What is expected
Identify every line in the records below that contains the word "Court", and copy each of those lines.

--- start Stored records ---

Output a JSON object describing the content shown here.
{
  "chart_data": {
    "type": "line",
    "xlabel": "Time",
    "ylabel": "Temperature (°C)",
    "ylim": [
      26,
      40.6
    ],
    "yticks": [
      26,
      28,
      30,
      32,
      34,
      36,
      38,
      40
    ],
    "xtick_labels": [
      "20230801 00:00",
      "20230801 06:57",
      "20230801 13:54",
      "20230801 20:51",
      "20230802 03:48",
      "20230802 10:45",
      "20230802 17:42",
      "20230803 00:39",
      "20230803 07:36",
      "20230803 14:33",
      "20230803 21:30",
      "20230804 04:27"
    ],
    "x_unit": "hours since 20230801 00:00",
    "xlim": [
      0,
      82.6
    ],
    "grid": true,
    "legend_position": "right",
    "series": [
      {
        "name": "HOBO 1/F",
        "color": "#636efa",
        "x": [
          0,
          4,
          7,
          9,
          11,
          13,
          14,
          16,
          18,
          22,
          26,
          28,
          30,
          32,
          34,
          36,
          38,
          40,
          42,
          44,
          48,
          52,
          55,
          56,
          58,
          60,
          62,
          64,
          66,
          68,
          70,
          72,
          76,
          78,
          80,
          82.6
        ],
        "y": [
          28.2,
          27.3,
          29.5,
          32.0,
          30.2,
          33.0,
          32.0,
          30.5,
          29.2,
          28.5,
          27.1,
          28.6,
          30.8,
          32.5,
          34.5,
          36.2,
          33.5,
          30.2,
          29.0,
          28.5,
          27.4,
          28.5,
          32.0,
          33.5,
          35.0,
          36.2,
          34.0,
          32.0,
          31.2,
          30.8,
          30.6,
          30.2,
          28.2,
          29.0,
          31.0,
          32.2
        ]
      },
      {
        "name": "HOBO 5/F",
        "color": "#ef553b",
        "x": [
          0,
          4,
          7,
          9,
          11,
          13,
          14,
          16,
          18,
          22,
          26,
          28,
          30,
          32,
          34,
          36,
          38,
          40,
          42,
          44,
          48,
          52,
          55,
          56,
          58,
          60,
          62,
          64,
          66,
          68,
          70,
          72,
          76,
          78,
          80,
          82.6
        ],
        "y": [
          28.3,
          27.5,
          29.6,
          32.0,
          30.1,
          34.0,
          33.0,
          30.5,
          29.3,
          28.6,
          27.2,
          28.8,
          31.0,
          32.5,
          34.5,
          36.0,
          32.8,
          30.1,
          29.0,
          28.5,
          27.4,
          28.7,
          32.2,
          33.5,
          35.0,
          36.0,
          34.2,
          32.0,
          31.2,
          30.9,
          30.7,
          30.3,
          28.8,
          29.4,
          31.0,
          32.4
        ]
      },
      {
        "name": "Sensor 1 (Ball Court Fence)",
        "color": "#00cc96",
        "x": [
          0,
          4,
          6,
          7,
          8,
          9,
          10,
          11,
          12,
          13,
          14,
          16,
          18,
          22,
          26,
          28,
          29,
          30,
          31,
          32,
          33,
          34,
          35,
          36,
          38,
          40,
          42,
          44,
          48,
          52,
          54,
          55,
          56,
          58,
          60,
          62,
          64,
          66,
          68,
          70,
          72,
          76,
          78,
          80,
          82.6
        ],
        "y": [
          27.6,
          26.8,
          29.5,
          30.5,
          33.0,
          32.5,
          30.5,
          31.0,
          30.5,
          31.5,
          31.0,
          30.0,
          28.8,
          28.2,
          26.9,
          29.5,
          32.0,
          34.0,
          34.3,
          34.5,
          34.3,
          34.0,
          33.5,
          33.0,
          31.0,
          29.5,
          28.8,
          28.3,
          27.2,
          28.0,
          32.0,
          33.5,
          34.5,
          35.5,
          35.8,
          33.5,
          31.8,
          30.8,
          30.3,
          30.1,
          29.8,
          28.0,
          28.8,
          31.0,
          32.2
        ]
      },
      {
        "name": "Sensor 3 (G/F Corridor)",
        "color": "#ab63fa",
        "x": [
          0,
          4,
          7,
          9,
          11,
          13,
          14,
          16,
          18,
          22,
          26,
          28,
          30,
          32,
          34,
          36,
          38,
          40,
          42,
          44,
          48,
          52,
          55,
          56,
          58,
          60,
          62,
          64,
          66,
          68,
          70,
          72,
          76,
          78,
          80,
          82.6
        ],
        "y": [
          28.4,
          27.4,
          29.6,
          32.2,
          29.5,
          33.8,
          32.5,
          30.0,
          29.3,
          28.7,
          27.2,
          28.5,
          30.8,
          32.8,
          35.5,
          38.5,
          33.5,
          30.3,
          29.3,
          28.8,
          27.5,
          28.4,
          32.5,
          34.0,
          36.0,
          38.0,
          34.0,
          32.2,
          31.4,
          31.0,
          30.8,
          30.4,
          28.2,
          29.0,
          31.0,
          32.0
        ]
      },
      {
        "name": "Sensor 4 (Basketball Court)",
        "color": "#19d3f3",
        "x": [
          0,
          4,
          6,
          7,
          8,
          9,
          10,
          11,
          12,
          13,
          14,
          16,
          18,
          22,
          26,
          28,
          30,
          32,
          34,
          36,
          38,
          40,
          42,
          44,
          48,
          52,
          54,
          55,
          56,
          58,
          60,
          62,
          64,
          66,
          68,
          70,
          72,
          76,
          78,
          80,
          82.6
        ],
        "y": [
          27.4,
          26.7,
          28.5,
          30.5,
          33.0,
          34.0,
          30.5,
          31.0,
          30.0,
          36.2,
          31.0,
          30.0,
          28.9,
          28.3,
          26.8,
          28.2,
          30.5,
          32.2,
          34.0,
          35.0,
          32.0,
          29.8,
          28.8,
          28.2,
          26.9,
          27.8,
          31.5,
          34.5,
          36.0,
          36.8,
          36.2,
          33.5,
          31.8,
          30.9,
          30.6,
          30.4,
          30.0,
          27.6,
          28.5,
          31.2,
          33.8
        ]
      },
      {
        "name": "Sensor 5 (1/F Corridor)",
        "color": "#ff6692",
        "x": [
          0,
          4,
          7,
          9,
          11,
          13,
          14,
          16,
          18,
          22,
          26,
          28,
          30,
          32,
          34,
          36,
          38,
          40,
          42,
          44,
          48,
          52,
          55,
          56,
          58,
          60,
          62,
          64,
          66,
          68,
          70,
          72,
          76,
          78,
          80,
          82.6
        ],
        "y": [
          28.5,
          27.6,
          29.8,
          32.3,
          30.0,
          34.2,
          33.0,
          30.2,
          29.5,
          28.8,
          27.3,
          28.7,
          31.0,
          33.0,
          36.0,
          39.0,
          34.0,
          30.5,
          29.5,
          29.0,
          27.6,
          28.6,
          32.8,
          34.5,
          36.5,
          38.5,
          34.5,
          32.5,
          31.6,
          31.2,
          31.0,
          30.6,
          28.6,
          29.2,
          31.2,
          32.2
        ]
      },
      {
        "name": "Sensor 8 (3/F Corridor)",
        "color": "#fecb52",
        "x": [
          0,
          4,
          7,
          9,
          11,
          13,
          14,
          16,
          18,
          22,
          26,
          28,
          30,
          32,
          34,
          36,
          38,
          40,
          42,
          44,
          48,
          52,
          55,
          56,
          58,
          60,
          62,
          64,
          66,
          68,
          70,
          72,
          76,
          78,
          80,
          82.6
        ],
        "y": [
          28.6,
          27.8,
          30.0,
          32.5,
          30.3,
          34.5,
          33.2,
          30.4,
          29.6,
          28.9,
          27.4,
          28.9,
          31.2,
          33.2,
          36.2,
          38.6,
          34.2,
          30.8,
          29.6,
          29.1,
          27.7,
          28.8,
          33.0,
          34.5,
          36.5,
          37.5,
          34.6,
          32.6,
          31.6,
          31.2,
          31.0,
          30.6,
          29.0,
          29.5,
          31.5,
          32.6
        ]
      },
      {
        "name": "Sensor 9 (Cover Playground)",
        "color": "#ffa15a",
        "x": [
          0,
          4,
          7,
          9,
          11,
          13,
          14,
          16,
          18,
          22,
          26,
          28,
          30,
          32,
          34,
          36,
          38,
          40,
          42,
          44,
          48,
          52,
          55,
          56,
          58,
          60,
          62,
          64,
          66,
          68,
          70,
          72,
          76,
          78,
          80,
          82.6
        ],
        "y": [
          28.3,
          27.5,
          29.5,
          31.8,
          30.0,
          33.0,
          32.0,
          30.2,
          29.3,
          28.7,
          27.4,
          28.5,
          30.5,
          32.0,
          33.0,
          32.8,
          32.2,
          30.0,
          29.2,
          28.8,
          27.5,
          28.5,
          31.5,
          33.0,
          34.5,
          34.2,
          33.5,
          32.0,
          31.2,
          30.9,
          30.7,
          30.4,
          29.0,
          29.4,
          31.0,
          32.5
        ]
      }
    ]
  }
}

--- end Stored records ---

Final result
        "name": "Sensor 1 (Ball Court Fence)",
        "name": "Sensor 4 (Basketball Court)",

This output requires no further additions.